Excerpts from a figure dataset
────────────────

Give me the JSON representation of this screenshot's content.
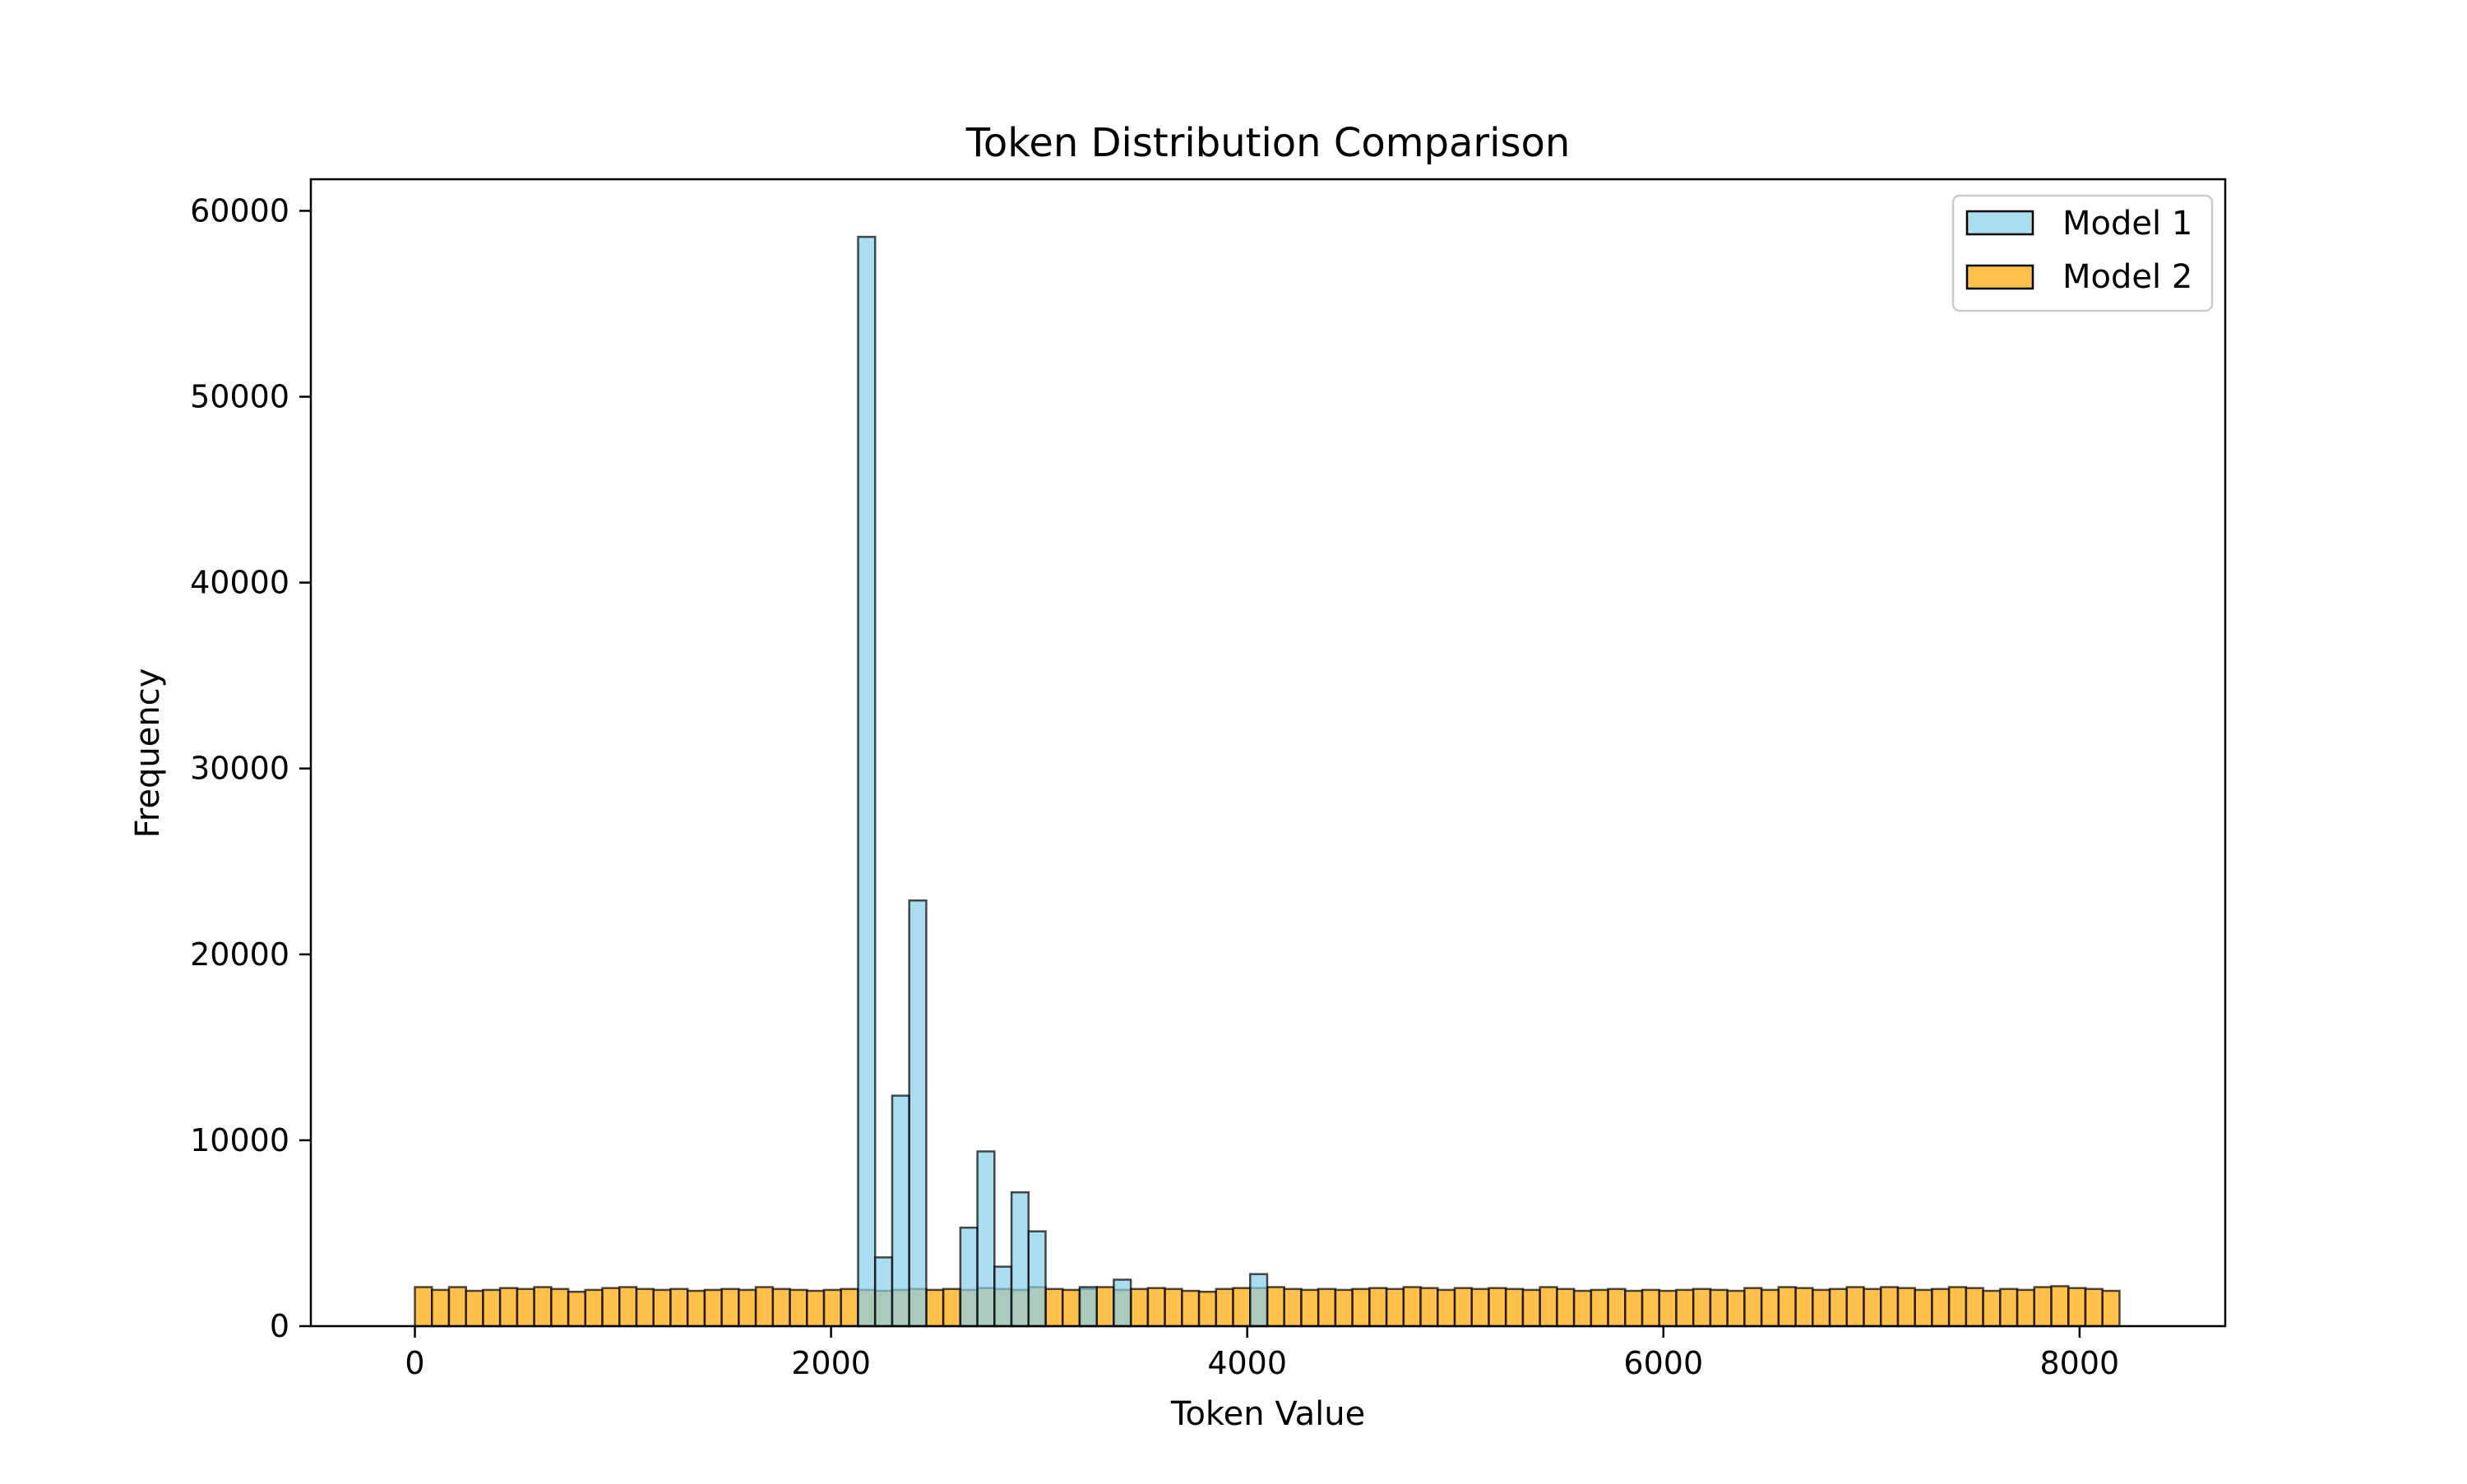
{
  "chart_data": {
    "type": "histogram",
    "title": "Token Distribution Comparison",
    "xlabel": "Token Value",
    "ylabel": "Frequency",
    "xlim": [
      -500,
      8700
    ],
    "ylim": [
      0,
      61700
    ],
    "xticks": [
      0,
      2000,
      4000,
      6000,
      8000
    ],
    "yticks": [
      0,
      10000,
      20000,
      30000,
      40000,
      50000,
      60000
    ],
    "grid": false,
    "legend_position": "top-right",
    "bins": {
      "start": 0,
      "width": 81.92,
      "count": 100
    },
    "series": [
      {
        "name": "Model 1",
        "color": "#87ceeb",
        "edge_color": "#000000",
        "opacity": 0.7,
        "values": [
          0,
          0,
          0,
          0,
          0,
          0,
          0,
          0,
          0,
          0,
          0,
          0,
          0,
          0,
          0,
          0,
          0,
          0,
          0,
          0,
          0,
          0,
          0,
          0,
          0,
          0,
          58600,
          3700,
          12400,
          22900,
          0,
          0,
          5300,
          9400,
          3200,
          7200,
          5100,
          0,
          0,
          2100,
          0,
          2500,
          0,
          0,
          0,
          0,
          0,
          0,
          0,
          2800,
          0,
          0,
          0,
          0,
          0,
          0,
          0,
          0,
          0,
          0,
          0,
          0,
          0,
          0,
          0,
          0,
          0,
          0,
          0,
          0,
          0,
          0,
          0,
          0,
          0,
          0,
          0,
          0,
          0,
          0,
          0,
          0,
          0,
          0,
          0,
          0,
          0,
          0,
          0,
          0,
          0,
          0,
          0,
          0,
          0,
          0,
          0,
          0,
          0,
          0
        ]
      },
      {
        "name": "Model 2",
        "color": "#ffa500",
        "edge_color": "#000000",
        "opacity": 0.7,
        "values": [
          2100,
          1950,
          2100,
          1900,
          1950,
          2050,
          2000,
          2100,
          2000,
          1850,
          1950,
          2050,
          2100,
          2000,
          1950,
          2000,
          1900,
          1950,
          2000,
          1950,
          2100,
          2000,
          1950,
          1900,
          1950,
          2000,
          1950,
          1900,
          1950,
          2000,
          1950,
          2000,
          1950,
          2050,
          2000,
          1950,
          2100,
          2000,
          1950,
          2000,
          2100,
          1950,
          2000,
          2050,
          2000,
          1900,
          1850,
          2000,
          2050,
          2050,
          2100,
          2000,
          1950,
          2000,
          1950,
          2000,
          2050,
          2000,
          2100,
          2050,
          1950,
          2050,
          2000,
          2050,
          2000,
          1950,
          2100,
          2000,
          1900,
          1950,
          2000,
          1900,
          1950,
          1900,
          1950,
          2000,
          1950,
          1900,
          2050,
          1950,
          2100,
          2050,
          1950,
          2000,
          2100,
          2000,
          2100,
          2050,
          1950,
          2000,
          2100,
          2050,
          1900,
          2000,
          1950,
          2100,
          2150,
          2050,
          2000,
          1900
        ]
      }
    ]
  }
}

────────────────

From the listing above, return each line with the word "Token".

    "title": "Token Distribution Comparison",
    "xlabel": "Token Value",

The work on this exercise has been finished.